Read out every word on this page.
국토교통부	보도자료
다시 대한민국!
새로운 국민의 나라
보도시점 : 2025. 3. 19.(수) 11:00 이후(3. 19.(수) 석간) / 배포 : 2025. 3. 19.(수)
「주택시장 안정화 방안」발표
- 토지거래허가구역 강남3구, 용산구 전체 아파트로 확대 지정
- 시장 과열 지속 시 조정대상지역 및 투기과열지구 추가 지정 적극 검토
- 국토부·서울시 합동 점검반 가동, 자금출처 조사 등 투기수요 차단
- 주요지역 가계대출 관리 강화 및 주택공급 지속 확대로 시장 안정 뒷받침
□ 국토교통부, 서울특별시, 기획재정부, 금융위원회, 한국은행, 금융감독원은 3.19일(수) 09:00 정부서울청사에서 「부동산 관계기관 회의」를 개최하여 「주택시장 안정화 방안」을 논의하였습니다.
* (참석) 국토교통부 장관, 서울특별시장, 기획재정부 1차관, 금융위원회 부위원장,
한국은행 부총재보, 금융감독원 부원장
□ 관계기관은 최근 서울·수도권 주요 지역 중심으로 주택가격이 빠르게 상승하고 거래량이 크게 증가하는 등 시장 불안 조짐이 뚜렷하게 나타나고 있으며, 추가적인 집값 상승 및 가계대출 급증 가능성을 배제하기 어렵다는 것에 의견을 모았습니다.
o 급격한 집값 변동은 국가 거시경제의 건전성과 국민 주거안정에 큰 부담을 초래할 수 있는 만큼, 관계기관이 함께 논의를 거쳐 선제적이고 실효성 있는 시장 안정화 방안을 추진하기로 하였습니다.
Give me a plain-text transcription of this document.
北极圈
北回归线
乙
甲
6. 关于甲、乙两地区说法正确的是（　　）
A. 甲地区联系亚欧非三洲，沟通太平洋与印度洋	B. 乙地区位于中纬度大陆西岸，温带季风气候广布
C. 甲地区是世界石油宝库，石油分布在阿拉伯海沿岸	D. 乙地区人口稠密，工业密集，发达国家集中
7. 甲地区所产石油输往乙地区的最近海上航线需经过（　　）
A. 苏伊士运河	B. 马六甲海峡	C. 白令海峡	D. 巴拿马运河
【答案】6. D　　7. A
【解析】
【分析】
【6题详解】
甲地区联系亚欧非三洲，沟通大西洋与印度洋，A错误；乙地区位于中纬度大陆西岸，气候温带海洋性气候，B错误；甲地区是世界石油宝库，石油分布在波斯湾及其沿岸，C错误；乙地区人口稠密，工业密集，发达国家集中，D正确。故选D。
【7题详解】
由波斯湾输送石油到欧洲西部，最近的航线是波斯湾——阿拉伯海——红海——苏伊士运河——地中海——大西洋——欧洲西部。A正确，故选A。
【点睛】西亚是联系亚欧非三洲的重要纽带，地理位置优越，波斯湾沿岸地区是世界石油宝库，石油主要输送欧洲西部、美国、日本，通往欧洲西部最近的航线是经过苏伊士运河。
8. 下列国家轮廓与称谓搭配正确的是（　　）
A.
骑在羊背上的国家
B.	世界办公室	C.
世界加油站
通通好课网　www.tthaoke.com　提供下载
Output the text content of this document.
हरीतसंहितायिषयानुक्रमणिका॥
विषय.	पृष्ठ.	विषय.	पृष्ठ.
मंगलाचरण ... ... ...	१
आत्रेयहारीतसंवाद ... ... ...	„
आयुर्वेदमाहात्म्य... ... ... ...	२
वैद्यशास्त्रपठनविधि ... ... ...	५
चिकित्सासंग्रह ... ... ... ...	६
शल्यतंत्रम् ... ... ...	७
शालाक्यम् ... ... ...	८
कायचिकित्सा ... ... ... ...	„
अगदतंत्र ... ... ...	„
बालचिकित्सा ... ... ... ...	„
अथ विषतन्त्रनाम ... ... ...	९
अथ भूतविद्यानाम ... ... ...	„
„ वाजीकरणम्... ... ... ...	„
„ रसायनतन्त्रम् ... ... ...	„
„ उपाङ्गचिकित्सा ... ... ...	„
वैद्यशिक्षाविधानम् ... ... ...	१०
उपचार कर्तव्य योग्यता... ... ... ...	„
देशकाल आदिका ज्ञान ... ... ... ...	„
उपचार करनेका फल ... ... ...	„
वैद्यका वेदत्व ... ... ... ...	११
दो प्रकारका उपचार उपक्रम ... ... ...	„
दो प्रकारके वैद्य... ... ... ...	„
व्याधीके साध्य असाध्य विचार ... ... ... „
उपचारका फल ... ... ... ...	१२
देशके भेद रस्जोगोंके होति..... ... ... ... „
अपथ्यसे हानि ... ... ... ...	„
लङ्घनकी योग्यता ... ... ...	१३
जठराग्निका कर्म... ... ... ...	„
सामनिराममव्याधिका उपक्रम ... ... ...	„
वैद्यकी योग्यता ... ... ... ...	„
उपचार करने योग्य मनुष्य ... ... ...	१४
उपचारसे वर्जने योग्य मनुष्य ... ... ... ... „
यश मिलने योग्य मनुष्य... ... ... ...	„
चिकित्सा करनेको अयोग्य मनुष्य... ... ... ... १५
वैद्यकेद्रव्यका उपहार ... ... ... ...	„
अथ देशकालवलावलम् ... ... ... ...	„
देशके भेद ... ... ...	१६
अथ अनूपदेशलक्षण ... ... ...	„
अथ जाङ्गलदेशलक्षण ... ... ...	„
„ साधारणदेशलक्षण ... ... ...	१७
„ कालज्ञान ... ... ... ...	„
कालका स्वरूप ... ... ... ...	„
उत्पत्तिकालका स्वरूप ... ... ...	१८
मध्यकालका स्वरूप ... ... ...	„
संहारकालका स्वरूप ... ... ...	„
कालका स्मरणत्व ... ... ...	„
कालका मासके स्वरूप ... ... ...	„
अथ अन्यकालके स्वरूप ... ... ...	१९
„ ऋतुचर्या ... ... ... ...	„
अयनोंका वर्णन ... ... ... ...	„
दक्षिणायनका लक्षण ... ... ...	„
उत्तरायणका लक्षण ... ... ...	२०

....

*WRITTEN EXERCISE:*
Return each line of the data that contains the string "document".

*RESULT OF THE EXERCISE:*
Give me a plain-text transcription of this document.
Output the text content of this document.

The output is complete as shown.